The task: Every record must be repeated exactly, with no omission.

- - - -

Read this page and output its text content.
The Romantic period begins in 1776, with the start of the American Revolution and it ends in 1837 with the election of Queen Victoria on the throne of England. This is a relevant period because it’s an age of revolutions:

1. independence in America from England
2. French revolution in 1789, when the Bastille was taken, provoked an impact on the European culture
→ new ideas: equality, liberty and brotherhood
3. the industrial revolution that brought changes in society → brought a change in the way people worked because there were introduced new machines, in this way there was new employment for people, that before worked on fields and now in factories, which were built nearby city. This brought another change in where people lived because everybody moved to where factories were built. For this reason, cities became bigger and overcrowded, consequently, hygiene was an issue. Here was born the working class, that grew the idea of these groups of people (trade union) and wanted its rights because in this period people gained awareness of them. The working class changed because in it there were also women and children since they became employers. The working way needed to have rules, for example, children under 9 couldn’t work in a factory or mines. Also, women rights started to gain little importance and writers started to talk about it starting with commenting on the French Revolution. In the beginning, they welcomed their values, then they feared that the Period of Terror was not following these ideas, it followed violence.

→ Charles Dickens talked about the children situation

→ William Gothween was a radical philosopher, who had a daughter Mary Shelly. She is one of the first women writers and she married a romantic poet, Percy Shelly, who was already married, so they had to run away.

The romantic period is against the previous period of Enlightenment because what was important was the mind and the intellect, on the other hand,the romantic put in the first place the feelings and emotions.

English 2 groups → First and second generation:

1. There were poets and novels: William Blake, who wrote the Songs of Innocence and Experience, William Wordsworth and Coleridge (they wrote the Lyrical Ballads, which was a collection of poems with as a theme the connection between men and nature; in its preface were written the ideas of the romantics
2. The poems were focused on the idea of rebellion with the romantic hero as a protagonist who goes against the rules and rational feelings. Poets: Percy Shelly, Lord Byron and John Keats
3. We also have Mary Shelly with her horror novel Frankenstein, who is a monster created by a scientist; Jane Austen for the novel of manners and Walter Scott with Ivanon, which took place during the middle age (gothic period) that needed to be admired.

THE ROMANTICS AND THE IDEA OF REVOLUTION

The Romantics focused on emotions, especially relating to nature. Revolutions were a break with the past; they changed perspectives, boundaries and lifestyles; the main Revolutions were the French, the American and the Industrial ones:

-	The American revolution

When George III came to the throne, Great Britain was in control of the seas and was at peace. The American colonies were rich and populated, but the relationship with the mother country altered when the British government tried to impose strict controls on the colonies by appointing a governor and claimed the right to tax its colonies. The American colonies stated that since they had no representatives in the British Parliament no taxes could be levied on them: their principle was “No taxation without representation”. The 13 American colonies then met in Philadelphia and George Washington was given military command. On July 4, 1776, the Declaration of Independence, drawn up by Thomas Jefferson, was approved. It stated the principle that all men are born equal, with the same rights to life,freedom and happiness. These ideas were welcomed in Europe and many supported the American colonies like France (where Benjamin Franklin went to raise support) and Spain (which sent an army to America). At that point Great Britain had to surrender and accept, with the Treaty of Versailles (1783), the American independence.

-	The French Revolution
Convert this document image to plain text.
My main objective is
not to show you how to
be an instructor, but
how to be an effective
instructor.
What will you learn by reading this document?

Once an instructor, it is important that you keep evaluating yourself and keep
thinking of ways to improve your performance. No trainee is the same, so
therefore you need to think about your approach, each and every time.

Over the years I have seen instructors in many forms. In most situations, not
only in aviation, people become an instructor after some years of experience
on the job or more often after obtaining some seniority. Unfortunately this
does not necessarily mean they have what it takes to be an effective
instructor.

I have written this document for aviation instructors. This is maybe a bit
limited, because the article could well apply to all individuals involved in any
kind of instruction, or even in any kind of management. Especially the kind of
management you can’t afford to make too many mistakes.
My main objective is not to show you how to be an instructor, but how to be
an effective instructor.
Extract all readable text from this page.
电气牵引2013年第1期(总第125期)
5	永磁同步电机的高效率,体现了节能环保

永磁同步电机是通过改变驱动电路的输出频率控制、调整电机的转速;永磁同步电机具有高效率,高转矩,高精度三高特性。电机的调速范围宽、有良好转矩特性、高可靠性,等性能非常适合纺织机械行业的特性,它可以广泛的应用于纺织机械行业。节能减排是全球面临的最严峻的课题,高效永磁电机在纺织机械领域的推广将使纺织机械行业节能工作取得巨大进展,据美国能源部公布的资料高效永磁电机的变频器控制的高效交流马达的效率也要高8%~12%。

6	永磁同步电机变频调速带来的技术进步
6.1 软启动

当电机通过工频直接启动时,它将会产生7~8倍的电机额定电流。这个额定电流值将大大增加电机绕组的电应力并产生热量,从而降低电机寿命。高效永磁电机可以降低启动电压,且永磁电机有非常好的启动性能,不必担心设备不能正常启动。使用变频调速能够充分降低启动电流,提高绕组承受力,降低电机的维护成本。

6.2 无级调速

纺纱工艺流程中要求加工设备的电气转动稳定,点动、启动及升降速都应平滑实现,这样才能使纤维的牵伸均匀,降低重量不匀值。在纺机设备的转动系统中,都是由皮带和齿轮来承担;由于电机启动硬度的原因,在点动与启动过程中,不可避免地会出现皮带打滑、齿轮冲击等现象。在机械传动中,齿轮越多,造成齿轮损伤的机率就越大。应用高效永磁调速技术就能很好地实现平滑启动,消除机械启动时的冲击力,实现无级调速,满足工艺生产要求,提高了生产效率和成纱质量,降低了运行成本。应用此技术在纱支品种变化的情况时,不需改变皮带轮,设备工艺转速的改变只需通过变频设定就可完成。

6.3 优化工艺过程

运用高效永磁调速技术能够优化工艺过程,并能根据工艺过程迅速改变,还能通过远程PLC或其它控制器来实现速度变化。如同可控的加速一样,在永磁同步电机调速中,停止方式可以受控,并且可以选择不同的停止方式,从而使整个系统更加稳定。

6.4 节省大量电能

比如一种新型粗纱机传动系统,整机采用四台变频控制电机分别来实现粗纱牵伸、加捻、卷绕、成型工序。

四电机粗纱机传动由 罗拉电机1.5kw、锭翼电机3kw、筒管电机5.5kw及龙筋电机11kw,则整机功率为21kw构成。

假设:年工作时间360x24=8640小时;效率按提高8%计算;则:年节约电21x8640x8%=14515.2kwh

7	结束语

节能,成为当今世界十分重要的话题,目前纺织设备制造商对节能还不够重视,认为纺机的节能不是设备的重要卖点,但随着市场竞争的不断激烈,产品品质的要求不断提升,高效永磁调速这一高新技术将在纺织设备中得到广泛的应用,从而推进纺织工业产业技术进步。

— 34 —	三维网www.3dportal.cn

- - - -

Answer below:
Read this page and output its text content.
The Romantic period begins in 1776, with the start of the American Revolution and it ends in 1837 with the election of Queen Victoria on the throne of England. This is a relevant period because it’s an age of revolutions:

1. independence in America from England
2. French revolution in 1789, when the Bastille was taken, provoked an impact on the European culture
→ new ideas: equality, liberty and brotherhood
3. the industrial revolution that brought changes in society → brought a change in the way people worked because there were introduced new machines, in this way there was new employment for people, that before worked on fields and now in factories, which were built nearby city. This brought another change in where people lived because everybody moved to where factories were built. For this reason, cities became bigger and overcrowded, consequently, hygiene was an issue. Here was born the working class, that grew the idea of these groups of people (trade union) and wanted its rights because in this period people gained awareness of them. The working class changed because in it there were also women and children since they became employers. The working way needed to have rules, for example, children under 9 couldn’t work in a factory or mines. Also, women rights started to gain little importance and writers started to talk about it starting with commenting on the French Revolution. In the beginning, they welcomed their values, then they feared that the Period of Terror was not following these ideas, it followed violence.

→ Charles Dickens talked about the children situation

→ William Gothween was a radical philosopher, who had a daughter Mary Shelly. She is one of the first women writers and she married a romantic poet, Percy Shelly, who was already married, so they had to run away.

The romantic period is against the previous period of Enlightenment because what was important was the mind and the intellect, on the other hand,the romantic put in the first place the feelings and emotions.

English 2 groups → First and second generation:

1. There were poets and novels: William Blake, who wrote the Songs of Innocence and Experience, William Wordsworth and Coleridge (they wrote the Lyrical Ballads, which was a collection of poems with as a theme the connection between men and nature; in its preface were written the ideas of the romantics
2. The poems were focused on the idea of rebellion with the romantic hero as a protagonist who goes against the rules and rational feelings. Poets: Percy Shelly, Lord Byron and John Keats
3. We also have Mary Shelly with her horror novel Frankenstein, who is a monster created by a scientist; Jane Austen for the novel of manners and Walter Scott with Ivanon, which took place during the middle age (gothic period) that needed to be admired.

THE ROMANTICS AND THE IDEA OF REVOLUTION

The Romantics focused on emotions, especially relating to nature. Revolutions were a break with the past; they changed perspectives, boundaries and lifestyles; the main Revolutions were the French, the American and the Industrial ones:

-	The American revolution

When George III came to the throne, Great Britain was in control of the seas and was at peace. The American colonies were rich and populated, but the relationship with the mother country altered when the British government tried to impose strict controls on the colonies by appointing a governor and claimed the right to tax its colonies. The American colonies stated that since they had no representatives in the British Parliament no taxes could be levied on them: their principle was “No taxation without representation”. The 13 American colonies then met in Philadelphia and George Washington was given military command. On July 4, 1776, the Declaration of Independence, drawn up by Thomas Jefferson, was approved. It stated the principle that all men are born equal, with the same rights to life,freedom and happiness. These ideas were welcomed in Europe and many supported the American colonies like France (where Benjamin Franklin went to raise support) and Spain (which sent an army to America). At that point Great Britain had to surrender and accept, with the Treaty of Versailles (1783), the American independence.

-	The French Revolution
Convert this document image to plain text.
My main objective is
not to show you how to
be an instructor, but
how to be an effective
instructor.
What will you learn by reading this document?

Once an instructor, it is important that you keep evaluating yourself and keep
thinking of ways to improve your performance. No trainee is the same, so
therefore you need to think about your approach, each and every time.

Over the years I have seen instructors in many forms. In most situations, not
only in aviation, people become an instructor after some years of experience
on the job or more often after obtaining some seniority. Unfortunately this
does not necessarily mean they have what it takes to be an effective
instructor.

I have written this document for aviation instructors. This is maybe a bit
limited, because the article could well apply to all individuals involved in any
kind of instruction, or even in any kind of management. Especially the kind of
management you can’t afford to make too many mistakes.
My main objective is not to show you how to be an instructor, but how to be
an effective instructor.
Extract all readable text from this page.
电气牵引2013年第1期(总第125期)
5	永磁同步电机的高效率,体现了节能环保

永磁同步电机是通过改变驱动电路的输出频率控制、调整电机的转速;永磁同步电机具有高效率,高转矩,高精度三高特性。电机的调速范围宽、有良好转矩特性、高可靠性,等性能非常适合纺织机械行业的特性,它可以广泛的应用于纺织机械行业。节能减排是全球面临的最严峻的课题,高效永磁电机在纺织机械领域的推广将使纺织机械行业节能工作取得巨大进展,据美国能源部公布的资料高效永磁电机的变频器控制的高效交流马达的效率也要高8%~12%。

6	永磁同步电机变频调速带来的技术进步
6.1 软启动

当电机通过工频直接启动时,它将会产生7~8倍的电机额定电流。这个额定电流值将大大增加电机绕组的电应力并产生热量,从而降低电机寿命。高效永磁电机可以降低启动电压,且永磁电机有非常好的启动性能,不必担心设备不能正常启动。使用变频调速能够充分降低启动电流,提高绕组承受力,降低电机的维护成本。

6.2 无级调速

纺纱工艺流程中要求加工设备的电气转动稳定,点动、启动及升降速都应平滑实现,这样才能使纤维的牵伸均匀,降低重量不匀值。在纺机设备的转动系统中,都是由皮带和齿轮来承担;由于电机启动硬度的原因,在点动与启动过程中,不可避免地会出现皮带打滑、齿轮冲击等现象。在机械传动中,齿轮越多,造成齿轮损伤的机率就越大。应用高效永磁调速技术就能很好地实现平滑启动,消除机械启动时的冲击力,实现无级调速,满足工艺生产要求,提高了生产效率和成纱质量,降低了运行成本。应用此技术在纱支品种变化的情况时,不需改变皮带轮,设备工艺转速的改变只需通过变频设定就可完成。

6.3 优化工艺过程

运用高效永磁调速技术能够优化工艺过程,并能根据工艺过程迅速改变,还能通过远程PLC或其它控制器来实现速度变化。如同可控的加速一样,在永磁同步电机调速中,停止方式可以受控,并且可以选择不同的停止方式,从而使整个系统更加稳定。

6.4 节省大量电能

比如一种新型粗纱机传动系统,整机采用四台变频控制电机分别来实现粗纱牵伸、加捻、卷绕、成型工序。

四电机粗纱机传动由 罗拉电机1.5kw、锭翼电机3kw、筒管电机5.5kw及龙筋电机11kw,则整机功率为21kw构成。

假设:年工作时间360x24=8640小时;效率按提高8%计算;则:年节约电21x8640x8%=14515.2kwh

7	结束语

节能,成为当今世界十分重要的话题,目前纺织设备制造商对节能还不够重视,认为纺机的节能不是设备的重要卖点,但随着市场竞争的不断激烈,产品品质的要求不断提升,高效永磁调速这一高新技术将在纺织设备中得到广泛的应用,从而推进纺织工业产业技术进步。

— 34 —	三维网www.3dportal.cn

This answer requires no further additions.